— Collected data entries —
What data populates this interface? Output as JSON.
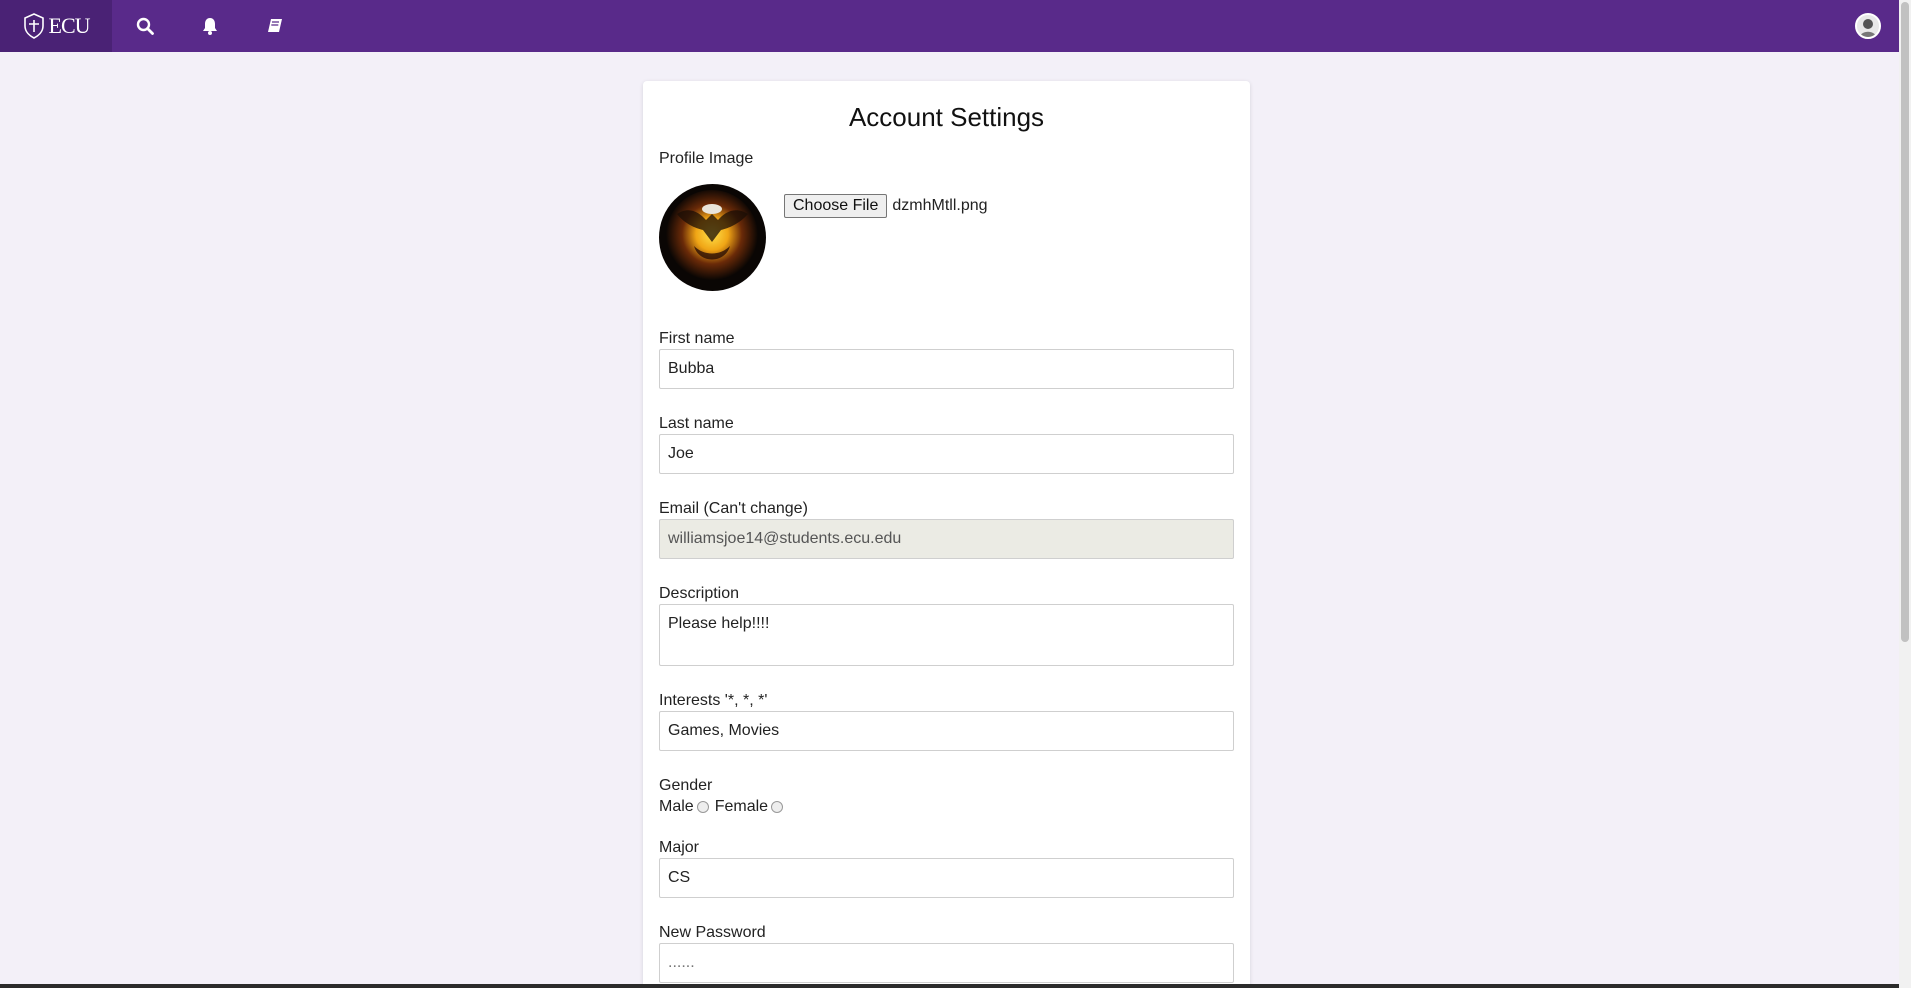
{
  "navbar": {
    "brand_text": "ECU",
    "icons": [
      "search-icon",
      "bell-icon",
      "book-icon"
    ],
    "bg_color": "#592a8a"
  },
  "form": {
    "title": "Account Settings",
    "profile_image_label": "Profile Image",
    "choose_file_label": "Choose File",
    "file_name": "dzmhMtll.png",
    "first_name_label": "First name",
    "first_name_value": "Bubba",
    "last_name_label": "Last name",
    "last_name_value": "Joe",
    "email_label": "Email (Can't change)",
    "email_value": "williamsjoe14@students.ecu.edu",
    "description_label": "Description",
    "description_value": "Please help!!!!",
    "interests_label": "Interests '*, *, *'",
    "interests_value": "Games, Movies",
    "gender_label": "Gender",
    "gender_male": "Male",
    "gender_female": "Female",
    "major_label": "Major",
    "major_value": "CS",
    "new_password_label": "New Password",
    "new_password_placeholder": "......"
  }
}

— Written task —
Quote the records in full and exactly; skip any image.

— Worked solution —
What data populates this interface? Output as JSON.
{
  "navbar": {
    "brand_text": "ECU",
    "icons": [
      "search-icon",
      "bell-icon",
      "book-icon"
    ],
    "bg_color": "#592a8a"
  },
  "form": {
    "title": "Account Settings",
    "profile_image_label": "Profile Image",
    "choose_file_label": "Choose File",
    "file_name": "dzmhMtll.png",
    "first_name_label": "First name",
    "first_name_value": "Bubba",
    "last_name_label": "Last name",
    "last_name_value": "Joe",
    "email_label": "Email (Can't change)",
    "email_value": "williamsjoe14@students.ecu.edu",
    "description_label": "Description",
    "description_value": "Please help!!!!",
    "interests_label": "Interests '*, *, *'",
    "interests_value": "Games, Movies",
    "gender_label": "Gender",
    "gender_male": "Male",
    "gender_female": "Female",
    "major_label": "Major",
    "major_value": "CS",
    "new_password_label": "New Password",
    "new_password_placeholder": "......"
  }
}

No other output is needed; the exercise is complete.